ENTRIES SHOWN →
- - - - -
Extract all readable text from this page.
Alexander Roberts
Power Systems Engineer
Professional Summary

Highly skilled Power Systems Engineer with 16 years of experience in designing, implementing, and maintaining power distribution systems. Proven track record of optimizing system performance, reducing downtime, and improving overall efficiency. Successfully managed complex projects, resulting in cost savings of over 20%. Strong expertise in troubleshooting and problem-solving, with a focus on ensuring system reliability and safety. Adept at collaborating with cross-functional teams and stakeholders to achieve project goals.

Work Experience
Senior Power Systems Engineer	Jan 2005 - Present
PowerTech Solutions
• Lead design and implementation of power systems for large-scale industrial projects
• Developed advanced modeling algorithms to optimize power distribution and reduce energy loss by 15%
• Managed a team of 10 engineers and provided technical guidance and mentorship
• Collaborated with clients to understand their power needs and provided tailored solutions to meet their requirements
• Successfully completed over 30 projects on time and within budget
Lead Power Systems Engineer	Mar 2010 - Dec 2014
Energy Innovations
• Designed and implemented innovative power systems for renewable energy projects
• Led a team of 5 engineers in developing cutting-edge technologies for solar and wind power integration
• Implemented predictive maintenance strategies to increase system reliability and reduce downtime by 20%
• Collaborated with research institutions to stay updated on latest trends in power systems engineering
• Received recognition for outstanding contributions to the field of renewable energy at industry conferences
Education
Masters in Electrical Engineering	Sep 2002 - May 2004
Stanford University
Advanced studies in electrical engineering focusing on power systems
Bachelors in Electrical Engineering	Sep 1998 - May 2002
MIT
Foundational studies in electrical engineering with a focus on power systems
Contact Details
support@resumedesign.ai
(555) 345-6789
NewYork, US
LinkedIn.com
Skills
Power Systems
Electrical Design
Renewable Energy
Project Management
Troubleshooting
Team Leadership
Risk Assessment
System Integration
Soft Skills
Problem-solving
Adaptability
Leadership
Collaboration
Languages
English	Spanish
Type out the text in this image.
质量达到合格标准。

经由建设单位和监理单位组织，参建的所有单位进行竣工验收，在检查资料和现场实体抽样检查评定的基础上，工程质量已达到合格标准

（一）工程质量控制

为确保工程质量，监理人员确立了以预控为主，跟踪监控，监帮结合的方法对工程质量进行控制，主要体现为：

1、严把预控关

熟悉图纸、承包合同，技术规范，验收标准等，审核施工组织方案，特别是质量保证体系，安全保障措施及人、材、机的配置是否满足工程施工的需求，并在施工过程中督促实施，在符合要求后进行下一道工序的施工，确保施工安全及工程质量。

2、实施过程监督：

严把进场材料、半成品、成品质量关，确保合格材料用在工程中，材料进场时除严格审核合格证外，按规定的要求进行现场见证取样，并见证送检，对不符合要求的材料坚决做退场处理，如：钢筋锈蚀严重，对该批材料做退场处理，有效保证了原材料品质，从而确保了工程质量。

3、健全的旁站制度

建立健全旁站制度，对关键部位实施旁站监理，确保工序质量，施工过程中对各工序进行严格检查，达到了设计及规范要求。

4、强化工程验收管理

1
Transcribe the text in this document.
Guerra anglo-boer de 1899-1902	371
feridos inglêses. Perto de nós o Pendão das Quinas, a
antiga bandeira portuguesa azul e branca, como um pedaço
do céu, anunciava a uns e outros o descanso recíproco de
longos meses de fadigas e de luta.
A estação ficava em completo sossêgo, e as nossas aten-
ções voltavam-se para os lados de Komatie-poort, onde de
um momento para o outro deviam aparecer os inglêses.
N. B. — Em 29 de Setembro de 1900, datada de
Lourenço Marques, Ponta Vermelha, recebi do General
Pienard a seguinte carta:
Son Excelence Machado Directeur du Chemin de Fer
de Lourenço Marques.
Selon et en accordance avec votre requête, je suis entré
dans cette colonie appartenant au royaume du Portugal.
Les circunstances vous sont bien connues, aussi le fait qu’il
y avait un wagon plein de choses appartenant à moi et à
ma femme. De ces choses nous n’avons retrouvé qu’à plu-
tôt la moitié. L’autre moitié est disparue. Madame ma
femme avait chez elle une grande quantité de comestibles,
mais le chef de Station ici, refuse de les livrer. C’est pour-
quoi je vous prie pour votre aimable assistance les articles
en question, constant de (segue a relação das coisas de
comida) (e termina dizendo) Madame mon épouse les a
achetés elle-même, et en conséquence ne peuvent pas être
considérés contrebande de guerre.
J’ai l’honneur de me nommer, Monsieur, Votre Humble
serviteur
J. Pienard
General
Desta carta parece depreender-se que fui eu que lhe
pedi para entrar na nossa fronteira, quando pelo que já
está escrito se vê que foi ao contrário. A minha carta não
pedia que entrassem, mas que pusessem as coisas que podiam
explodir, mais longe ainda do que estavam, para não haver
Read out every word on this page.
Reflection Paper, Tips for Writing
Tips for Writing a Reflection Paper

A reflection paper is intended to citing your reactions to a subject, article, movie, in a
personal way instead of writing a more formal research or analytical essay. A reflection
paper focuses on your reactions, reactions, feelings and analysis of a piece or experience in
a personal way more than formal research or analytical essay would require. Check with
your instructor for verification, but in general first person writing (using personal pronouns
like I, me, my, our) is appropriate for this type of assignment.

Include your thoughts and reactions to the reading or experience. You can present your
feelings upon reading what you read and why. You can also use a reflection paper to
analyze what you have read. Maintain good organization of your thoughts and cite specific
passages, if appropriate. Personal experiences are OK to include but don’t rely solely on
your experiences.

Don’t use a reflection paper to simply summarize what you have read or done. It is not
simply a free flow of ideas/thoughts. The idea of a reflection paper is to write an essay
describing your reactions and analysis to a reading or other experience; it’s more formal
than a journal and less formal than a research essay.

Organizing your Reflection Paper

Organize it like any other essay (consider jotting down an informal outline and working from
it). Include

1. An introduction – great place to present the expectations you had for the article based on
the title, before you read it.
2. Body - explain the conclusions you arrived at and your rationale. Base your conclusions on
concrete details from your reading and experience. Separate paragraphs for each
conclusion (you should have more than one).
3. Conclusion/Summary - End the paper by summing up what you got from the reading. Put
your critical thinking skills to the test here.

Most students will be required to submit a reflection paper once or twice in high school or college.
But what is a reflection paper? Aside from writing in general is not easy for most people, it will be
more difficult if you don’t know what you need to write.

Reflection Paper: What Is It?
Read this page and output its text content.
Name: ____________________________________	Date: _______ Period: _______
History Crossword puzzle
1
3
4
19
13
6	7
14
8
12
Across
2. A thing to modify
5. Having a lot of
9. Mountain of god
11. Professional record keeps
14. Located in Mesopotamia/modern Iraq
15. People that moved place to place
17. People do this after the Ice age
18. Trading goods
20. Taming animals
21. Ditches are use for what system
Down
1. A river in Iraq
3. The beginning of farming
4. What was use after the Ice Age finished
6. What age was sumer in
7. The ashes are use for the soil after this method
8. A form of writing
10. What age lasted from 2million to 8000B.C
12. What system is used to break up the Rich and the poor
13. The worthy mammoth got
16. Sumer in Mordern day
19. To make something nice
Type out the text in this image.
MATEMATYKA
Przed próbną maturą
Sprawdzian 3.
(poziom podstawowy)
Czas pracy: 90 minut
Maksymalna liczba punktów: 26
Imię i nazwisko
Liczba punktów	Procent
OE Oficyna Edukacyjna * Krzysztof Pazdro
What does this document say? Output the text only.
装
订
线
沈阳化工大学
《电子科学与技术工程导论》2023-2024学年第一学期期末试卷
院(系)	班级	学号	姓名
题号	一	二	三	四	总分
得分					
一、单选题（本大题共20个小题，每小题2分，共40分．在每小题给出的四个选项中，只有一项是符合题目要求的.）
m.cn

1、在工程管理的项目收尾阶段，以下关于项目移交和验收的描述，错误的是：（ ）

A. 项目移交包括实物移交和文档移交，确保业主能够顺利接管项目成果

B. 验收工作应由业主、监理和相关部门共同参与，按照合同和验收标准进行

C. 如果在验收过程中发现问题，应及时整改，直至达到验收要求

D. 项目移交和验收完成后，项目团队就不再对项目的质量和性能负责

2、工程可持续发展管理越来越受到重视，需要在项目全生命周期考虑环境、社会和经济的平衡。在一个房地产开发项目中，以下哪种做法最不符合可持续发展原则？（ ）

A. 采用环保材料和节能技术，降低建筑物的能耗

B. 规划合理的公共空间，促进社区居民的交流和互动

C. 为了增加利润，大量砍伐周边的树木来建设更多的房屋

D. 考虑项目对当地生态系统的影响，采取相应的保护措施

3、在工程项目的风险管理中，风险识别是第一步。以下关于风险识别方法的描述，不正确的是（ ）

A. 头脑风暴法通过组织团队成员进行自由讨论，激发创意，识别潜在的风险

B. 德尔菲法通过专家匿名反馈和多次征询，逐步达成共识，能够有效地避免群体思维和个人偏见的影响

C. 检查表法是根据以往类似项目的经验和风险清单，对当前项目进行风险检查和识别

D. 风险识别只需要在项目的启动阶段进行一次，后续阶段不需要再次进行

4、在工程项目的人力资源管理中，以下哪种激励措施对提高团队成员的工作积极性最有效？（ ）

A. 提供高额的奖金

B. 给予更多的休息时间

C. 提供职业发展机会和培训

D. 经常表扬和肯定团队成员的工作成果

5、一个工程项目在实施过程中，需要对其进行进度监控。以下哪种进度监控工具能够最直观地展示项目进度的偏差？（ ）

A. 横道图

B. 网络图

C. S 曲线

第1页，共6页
- - - - -
PROBLEM TO WORK ON → Find each line holding "than". Copy it out.

COMPLETED EXERCISE →
a personal way more than formal research or analytical essay would require. Check with
than a journal and less formal than a research essay.
conclusion (you should have more than one).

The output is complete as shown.